AIM: Copy every line of the data that includes the string "JSON".

SUPPLIED DATA:
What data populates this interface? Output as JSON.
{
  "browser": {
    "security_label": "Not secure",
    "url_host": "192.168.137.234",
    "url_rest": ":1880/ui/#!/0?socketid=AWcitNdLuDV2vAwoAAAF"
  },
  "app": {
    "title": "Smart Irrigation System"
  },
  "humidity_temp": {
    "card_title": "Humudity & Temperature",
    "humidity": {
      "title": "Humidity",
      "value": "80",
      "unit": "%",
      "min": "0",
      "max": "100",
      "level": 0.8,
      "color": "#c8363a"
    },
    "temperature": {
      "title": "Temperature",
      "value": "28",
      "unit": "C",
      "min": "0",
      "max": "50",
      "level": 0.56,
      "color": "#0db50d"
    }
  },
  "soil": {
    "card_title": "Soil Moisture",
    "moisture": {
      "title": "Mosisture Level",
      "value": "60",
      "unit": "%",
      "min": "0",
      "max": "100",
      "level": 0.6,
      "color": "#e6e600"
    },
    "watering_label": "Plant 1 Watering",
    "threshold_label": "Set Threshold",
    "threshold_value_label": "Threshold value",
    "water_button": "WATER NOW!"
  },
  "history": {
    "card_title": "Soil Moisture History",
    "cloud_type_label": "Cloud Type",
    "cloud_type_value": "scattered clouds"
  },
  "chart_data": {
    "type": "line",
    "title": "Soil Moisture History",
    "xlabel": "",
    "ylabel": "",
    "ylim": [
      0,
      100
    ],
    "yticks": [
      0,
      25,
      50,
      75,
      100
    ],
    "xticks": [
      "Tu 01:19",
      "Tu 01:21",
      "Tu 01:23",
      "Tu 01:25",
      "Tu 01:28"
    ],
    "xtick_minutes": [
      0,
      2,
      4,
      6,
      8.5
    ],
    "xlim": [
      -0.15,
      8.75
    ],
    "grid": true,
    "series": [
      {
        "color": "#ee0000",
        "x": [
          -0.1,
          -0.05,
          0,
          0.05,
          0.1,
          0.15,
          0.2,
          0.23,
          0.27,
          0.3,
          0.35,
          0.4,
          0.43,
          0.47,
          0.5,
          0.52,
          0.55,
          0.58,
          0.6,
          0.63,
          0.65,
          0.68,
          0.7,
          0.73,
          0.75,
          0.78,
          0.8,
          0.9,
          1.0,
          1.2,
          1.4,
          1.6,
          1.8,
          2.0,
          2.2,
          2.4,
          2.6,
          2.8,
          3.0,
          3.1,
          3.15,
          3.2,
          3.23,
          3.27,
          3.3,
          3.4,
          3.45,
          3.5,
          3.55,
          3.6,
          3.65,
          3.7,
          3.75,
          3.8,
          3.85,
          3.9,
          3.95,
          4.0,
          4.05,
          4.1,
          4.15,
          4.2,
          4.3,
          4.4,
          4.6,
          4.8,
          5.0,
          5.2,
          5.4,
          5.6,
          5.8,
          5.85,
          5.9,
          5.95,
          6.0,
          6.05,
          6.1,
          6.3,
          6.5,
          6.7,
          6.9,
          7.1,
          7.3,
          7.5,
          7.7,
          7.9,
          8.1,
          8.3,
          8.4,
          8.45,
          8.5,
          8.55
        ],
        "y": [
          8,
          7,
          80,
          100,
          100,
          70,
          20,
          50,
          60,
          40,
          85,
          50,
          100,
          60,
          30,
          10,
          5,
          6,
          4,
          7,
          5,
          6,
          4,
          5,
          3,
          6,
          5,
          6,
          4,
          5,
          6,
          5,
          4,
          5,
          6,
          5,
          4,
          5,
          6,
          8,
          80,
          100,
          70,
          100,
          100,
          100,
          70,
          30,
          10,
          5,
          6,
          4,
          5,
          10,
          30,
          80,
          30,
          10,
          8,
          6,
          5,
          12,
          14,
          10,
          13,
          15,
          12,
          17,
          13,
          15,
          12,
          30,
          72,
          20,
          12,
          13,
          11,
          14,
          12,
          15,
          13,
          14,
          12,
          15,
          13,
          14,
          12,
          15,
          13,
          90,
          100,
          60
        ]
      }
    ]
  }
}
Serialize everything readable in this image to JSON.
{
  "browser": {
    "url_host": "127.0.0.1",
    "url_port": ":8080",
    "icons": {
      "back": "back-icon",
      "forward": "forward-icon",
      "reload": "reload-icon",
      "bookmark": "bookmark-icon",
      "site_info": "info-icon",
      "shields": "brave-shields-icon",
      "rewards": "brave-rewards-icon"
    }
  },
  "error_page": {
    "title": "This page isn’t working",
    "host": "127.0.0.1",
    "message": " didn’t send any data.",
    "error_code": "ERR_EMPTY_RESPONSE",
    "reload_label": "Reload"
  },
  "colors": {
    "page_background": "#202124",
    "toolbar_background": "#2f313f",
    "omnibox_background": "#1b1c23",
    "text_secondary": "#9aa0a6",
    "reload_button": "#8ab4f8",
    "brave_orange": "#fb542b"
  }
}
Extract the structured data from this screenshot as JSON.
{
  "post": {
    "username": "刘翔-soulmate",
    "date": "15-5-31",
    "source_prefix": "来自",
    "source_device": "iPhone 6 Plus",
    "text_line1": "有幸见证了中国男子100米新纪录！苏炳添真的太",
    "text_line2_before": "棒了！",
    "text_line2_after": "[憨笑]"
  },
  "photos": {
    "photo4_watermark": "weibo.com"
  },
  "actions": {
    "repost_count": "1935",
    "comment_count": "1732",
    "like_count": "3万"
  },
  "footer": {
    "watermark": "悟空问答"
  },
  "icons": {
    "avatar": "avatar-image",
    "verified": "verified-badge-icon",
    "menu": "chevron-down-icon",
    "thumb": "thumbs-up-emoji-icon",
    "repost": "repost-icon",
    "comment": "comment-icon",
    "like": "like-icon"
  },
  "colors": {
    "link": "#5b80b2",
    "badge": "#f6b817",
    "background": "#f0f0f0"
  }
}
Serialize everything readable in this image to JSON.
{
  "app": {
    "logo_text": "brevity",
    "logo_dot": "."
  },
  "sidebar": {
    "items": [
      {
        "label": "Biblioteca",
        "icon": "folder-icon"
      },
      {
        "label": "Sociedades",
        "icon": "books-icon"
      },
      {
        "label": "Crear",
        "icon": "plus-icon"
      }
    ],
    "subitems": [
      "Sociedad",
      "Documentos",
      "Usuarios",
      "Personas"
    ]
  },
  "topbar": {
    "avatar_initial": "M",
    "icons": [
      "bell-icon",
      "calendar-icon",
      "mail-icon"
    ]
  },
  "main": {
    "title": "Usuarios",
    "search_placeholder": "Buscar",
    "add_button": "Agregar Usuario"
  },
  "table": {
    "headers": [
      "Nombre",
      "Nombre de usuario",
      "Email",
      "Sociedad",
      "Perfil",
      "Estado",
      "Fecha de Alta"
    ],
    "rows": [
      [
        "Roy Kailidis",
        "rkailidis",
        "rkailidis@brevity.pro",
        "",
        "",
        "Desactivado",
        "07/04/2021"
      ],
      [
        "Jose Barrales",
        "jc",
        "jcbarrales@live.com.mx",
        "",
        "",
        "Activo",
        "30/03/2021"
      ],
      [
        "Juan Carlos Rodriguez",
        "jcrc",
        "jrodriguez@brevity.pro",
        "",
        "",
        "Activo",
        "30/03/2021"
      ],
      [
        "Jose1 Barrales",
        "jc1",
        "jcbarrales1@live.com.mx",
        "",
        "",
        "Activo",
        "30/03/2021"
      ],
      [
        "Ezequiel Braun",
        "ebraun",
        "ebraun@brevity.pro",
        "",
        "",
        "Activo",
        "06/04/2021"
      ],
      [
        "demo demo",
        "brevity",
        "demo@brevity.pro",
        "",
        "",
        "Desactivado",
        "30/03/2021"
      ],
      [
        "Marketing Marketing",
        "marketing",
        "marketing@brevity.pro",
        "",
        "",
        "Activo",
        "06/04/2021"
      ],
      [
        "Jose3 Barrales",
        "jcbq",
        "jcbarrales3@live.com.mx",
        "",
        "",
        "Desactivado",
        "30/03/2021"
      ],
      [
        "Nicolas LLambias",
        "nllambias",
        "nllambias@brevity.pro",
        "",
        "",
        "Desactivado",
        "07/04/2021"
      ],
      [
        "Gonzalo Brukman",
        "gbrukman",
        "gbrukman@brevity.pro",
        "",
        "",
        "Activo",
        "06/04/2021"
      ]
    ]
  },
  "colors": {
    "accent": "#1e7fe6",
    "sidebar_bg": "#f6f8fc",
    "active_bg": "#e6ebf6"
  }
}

EXPECTED ANSWER:
What data populates this interface? Output as JSON.
Serialize everything readable in this image to JSON.
Extract the structured data from this screenshot as JSON.
Serialize everything readable in this image to JSON.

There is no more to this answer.